>> begin EXTRACTED INFORMATION

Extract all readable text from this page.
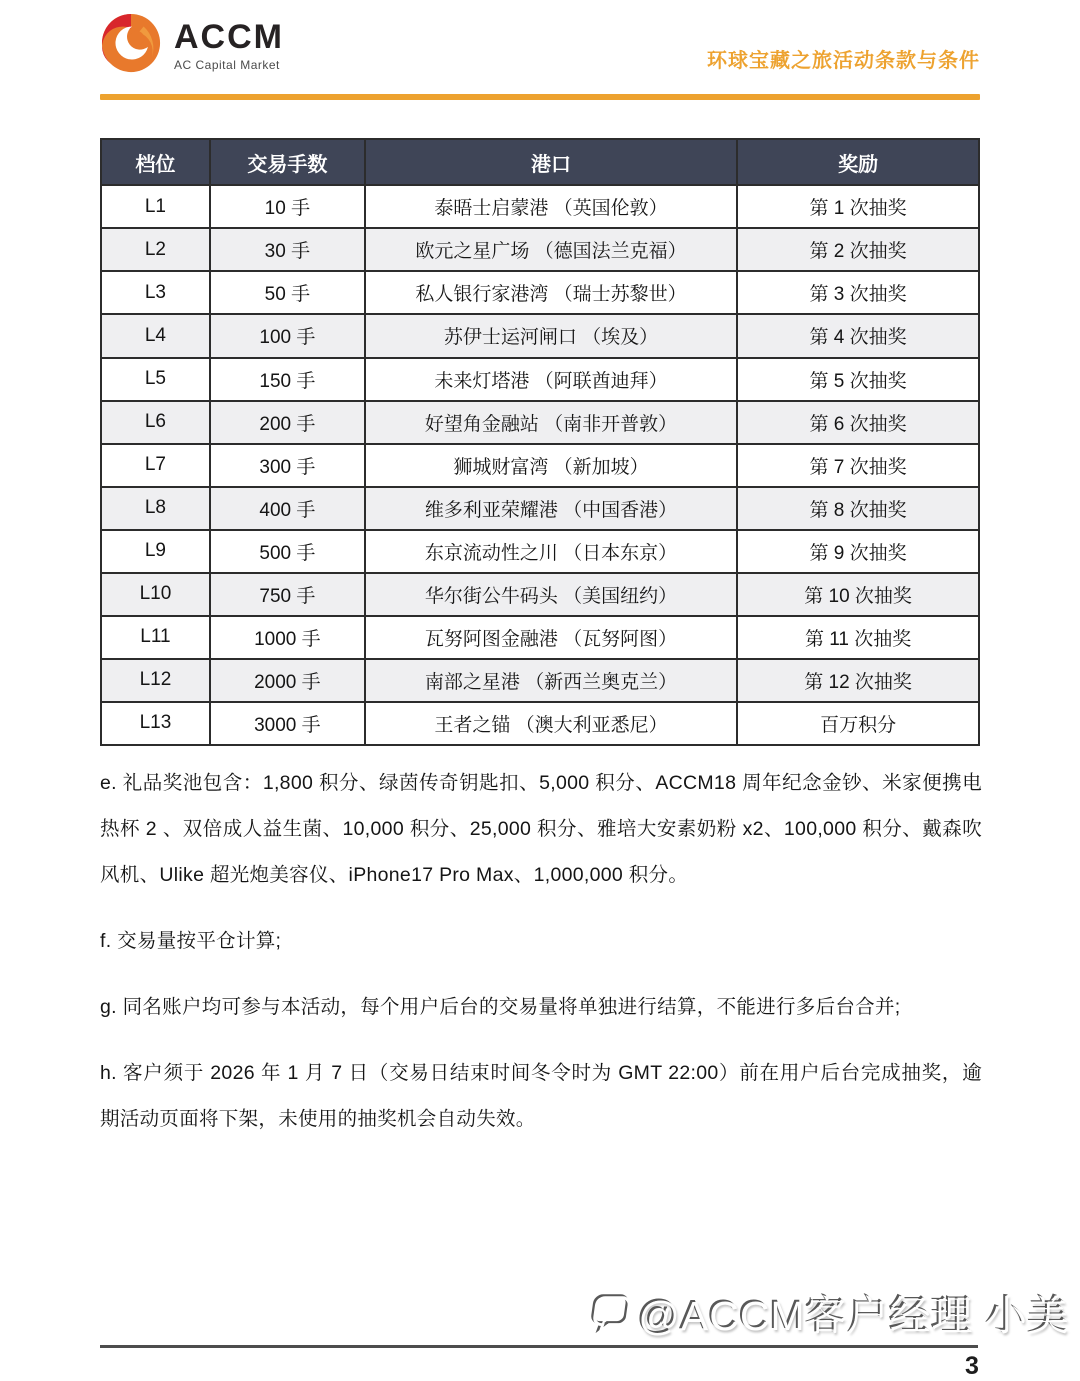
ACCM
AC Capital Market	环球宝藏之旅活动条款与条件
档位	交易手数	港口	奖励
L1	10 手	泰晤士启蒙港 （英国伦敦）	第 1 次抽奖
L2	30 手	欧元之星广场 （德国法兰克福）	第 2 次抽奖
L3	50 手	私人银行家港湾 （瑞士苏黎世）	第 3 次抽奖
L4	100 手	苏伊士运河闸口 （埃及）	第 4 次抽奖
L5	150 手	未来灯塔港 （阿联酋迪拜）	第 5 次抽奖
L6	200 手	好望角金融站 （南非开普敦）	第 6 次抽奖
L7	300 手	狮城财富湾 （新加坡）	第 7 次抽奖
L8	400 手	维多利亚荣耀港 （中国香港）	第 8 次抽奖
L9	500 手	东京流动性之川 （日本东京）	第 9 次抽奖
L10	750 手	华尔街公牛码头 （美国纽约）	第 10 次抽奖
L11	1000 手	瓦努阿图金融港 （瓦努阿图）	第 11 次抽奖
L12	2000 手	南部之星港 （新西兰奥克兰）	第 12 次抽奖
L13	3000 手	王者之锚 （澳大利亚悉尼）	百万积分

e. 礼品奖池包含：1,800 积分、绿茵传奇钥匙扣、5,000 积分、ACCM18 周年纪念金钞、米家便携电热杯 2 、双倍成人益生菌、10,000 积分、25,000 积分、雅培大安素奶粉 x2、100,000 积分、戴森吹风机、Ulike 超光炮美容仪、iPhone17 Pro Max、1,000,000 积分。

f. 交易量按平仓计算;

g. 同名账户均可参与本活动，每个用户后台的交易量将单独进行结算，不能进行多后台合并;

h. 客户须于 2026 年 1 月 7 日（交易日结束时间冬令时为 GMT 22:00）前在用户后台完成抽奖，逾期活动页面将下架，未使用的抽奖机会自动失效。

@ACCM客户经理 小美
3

>> end EXTRACTED INFORMATION

▶ **WHAT TO WORK ON**
Make an exact copy of the records shown above, without the pictures.

▶ **ANSWER TO THE TASK**
Extract all readable text from this page.
ACCM
AC Capital Market	环球宝藏之旅活动条款与条件
档位	交易手数	港口	奖励
L1	10 手	泰晤士启蒙港 （英国伦敦）	第 1 次抽奖
L2	30 手	欧元之星广场 （德国法兰克福）	第 2 次抽奖
L3	50 手	私人银行家港湾 （瑞士苏黎世）	第 3 次抽奖
L4	100 手	苏伊士运河闸口 （埃及）	第 4 次抽奖
L5	150 手	未来灯塔港 （阿联酋迪拜）	第 5 次抽奖
L6	200 手	好望角金融站 （南非开普敦）	第 6 次抽奖
L7	300 手	狮城财富湾 （新加坡）	第 7 次抽奖
L8	400 手	维多利亚荣耀港 （中国香港）	第 8 次抽奖
L9	500 手	东京流动性之川 （日本东京）	第 9 次抽奖
L10	750 手	华尔街公牛码头 （美国纽约）	第 10 次抽奖
L11	1000 手	瓦努阿图金融港 （瓦努阿图）	第 11 次抽奖
L12	2000 手	南部之星港 （新西兰奥克兰）	第 12 次抽奖
L13	3000 手	王者之锚 （澳大利亚悉尼）	百万积分

e. 礼品奖池包含：1,800 积分、绿茵传奇钥匙扣、5,000 积分、ACCM18 周年纪念金钞、米家便携电热杯 2 、双倍成人益生菌、10,000 积分、25,000 积分、雅培大安素奶粉 x2、100,000 积分、戴森吹风机、Ulike 超光炮美容仪、iPhone17 Pro Max、1,000,000 积分。

f. 交易量按平仓计算;

g. 同名账户均可参与本活动，每个用户后台的交易量将单独进行结算，不能进行多后台合并;

h. 客户须于 2026 年 1 月 7 日（交易日结束时间冬令时为 GMT 22:00）前在用户后台完成抽奖，逾期活动页面将下架，未使用的抽奖机会自动失效。

@ACCM客户经理 小美
3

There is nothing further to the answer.